→ **What to produce**: Select every line below containing the word "JSON".

[Records from a collection of figures]
______

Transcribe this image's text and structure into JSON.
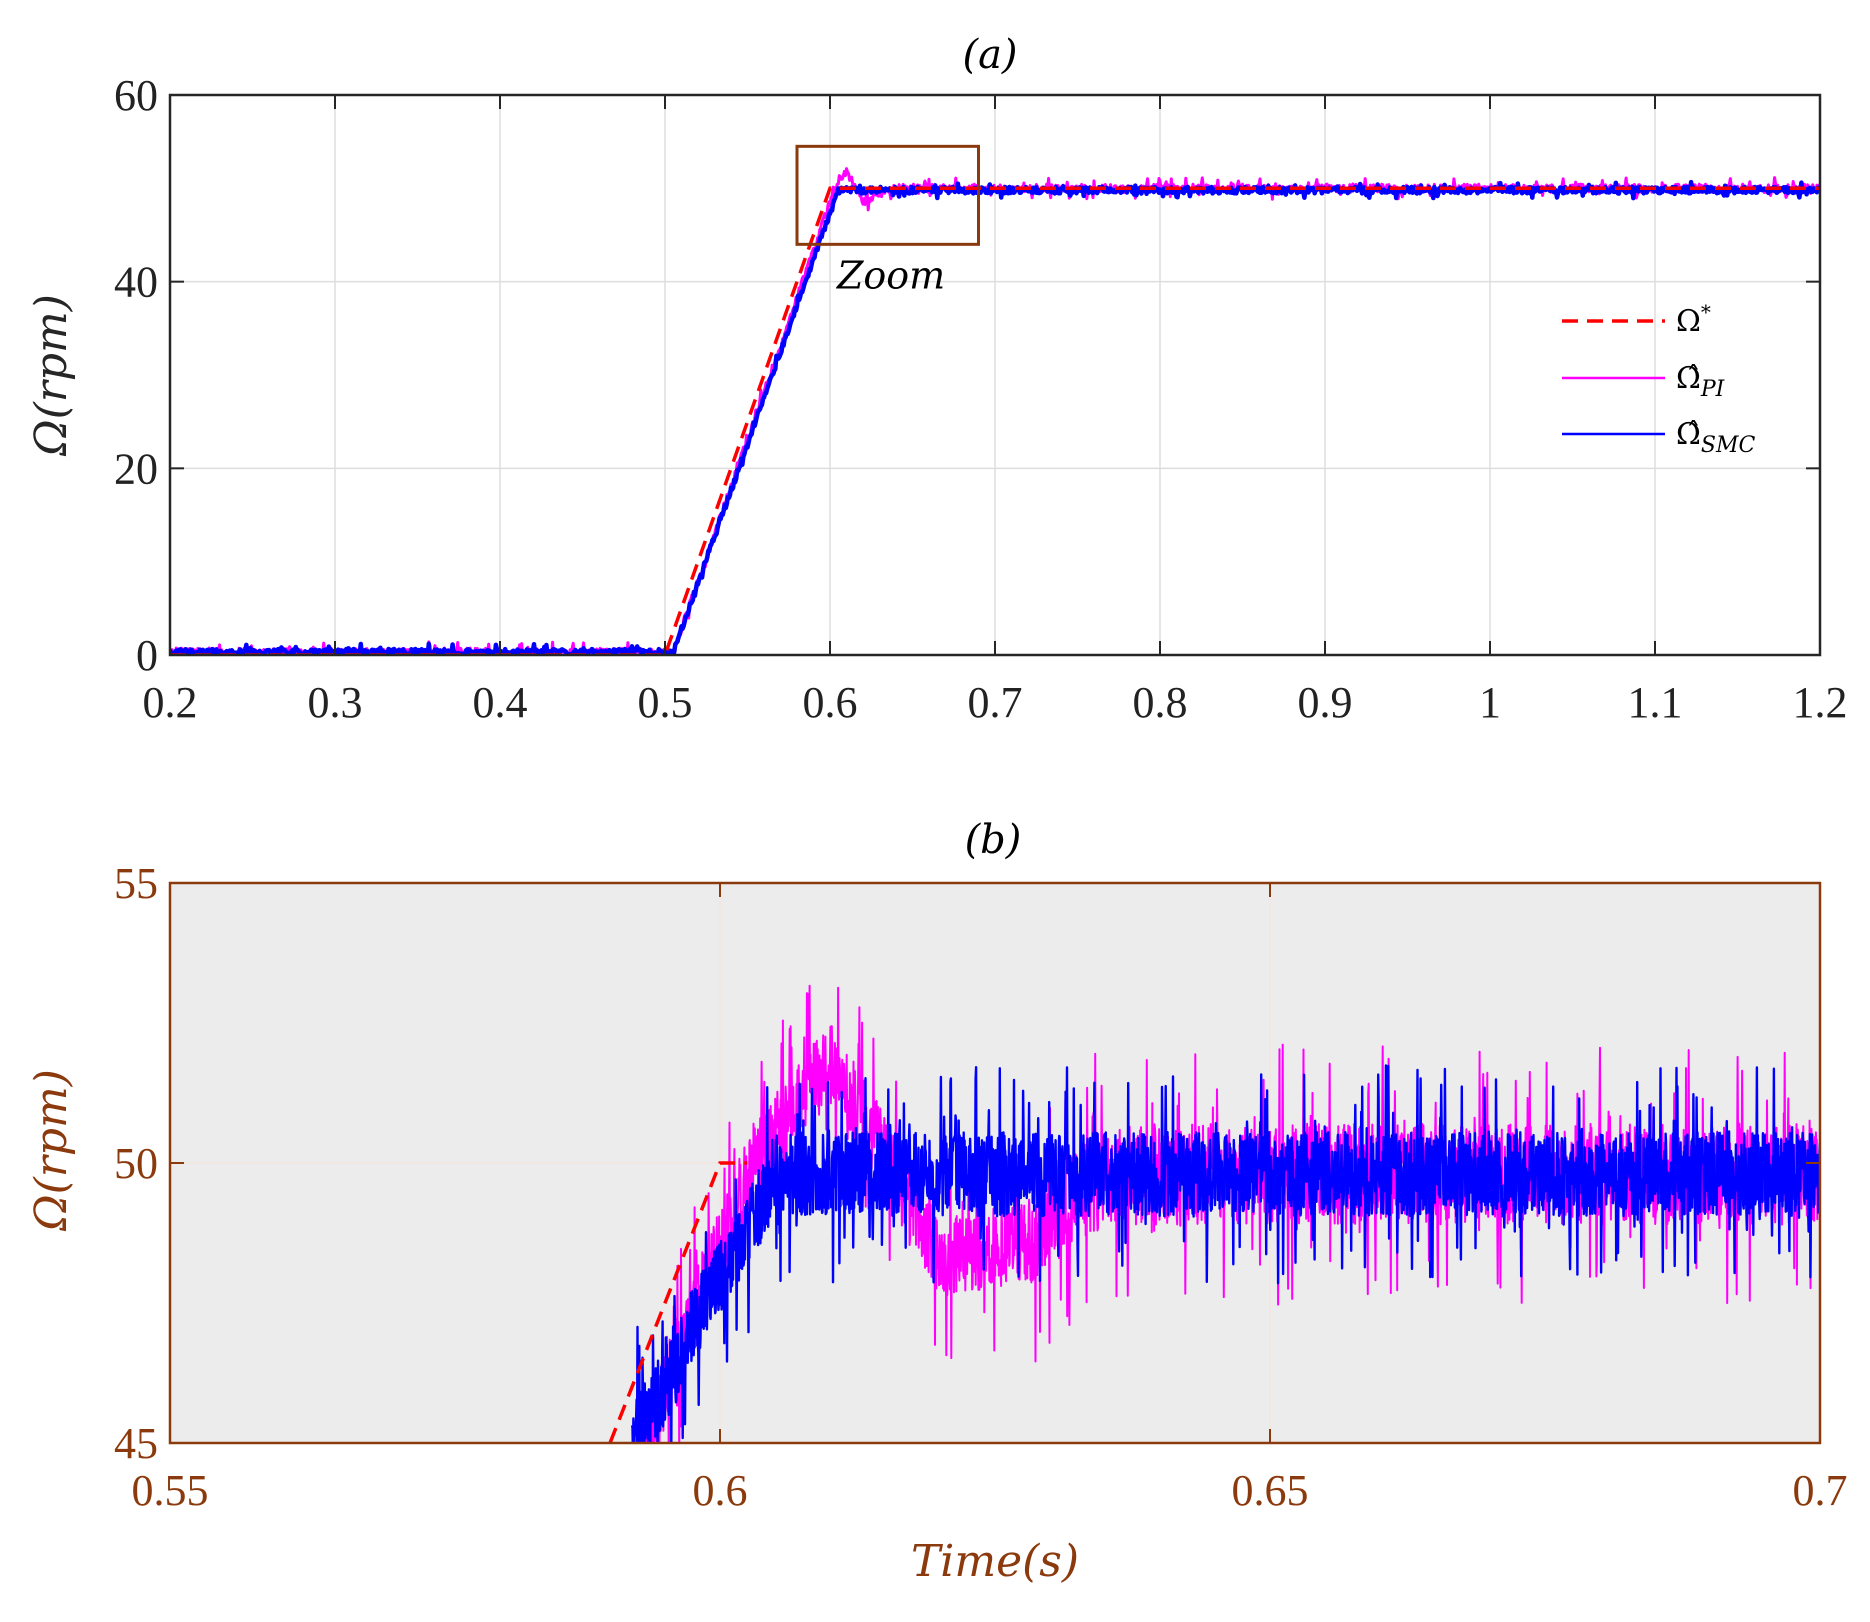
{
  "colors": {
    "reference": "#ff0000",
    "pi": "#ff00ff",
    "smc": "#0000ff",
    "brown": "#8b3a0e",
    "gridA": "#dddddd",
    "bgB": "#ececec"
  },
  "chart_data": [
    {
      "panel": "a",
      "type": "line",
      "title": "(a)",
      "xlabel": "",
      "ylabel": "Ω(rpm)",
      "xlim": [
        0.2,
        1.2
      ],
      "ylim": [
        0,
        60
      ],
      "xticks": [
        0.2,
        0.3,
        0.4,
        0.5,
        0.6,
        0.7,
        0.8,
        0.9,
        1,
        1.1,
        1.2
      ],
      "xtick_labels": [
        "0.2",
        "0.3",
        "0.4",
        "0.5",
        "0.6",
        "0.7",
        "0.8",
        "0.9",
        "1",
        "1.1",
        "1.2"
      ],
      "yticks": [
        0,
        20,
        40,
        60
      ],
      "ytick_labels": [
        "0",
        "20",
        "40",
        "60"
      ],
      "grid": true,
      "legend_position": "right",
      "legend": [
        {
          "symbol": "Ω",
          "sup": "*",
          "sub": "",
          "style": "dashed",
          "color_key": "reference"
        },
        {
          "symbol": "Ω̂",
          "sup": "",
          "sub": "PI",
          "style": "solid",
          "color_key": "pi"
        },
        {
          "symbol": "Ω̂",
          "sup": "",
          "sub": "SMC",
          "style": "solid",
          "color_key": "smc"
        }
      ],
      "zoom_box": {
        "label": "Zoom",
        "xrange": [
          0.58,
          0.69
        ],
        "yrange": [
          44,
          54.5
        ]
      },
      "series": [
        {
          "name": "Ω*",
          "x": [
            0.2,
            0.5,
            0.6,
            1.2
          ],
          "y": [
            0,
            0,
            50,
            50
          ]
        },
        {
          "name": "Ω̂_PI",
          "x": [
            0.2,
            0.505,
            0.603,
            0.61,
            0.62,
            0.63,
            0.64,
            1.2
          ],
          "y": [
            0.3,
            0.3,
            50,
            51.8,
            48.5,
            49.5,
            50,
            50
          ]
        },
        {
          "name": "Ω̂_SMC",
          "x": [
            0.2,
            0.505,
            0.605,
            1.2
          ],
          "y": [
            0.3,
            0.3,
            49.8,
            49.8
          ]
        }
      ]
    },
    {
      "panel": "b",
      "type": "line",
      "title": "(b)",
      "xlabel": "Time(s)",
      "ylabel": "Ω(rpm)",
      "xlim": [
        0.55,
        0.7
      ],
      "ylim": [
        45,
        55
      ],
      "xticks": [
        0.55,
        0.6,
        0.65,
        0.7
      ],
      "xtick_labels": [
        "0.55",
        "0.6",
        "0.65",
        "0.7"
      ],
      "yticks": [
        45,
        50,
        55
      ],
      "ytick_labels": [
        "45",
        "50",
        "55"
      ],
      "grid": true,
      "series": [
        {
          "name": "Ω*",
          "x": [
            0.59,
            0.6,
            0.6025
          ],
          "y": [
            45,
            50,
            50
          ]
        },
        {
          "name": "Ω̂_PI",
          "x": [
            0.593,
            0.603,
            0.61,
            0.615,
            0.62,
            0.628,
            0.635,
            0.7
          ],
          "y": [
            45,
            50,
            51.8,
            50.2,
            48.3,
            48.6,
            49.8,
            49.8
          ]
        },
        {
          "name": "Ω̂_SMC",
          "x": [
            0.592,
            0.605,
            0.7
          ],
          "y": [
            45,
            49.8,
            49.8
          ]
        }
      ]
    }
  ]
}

______

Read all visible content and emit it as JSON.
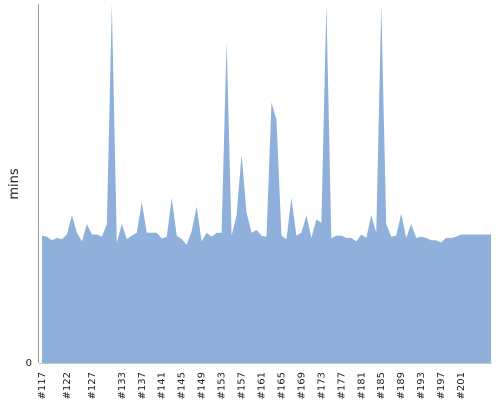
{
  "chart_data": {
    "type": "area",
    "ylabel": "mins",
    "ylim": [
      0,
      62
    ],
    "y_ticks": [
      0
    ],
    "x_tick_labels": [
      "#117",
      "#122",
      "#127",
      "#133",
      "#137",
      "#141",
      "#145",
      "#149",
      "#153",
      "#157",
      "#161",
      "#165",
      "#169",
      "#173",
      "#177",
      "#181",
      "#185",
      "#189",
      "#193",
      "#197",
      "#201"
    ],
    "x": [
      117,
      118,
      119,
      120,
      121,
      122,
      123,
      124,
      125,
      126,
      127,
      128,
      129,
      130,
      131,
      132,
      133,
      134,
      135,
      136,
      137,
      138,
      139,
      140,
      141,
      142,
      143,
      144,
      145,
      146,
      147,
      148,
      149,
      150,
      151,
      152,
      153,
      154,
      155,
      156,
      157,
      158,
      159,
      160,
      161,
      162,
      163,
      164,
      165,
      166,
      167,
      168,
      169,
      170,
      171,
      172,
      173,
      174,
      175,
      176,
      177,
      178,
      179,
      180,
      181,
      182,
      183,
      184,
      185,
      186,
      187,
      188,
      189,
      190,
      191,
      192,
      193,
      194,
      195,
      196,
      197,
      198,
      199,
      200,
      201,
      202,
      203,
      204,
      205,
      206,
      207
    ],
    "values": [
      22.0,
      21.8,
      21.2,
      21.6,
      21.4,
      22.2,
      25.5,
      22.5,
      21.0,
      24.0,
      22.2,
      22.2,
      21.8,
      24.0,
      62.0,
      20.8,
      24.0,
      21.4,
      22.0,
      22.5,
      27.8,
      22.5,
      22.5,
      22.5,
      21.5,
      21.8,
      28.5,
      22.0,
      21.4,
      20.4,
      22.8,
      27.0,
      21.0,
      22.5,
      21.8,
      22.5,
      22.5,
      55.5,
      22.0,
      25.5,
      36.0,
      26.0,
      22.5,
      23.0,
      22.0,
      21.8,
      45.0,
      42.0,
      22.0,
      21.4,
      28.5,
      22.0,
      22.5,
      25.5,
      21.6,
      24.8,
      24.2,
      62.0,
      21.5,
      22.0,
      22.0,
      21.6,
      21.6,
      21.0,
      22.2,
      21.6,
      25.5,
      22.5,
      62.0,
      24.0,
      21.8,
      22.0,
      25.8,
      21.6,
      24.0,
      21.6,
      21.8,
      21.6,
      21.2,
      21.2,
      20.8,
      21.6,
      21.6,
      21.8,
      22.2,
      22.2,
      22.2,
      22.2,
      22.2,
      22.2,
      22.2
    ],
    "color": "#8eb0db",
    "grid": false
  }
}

______

→ **In response**:
Transcribe this image's text and structure into JSON.
Read all visible content and emit it as JSON.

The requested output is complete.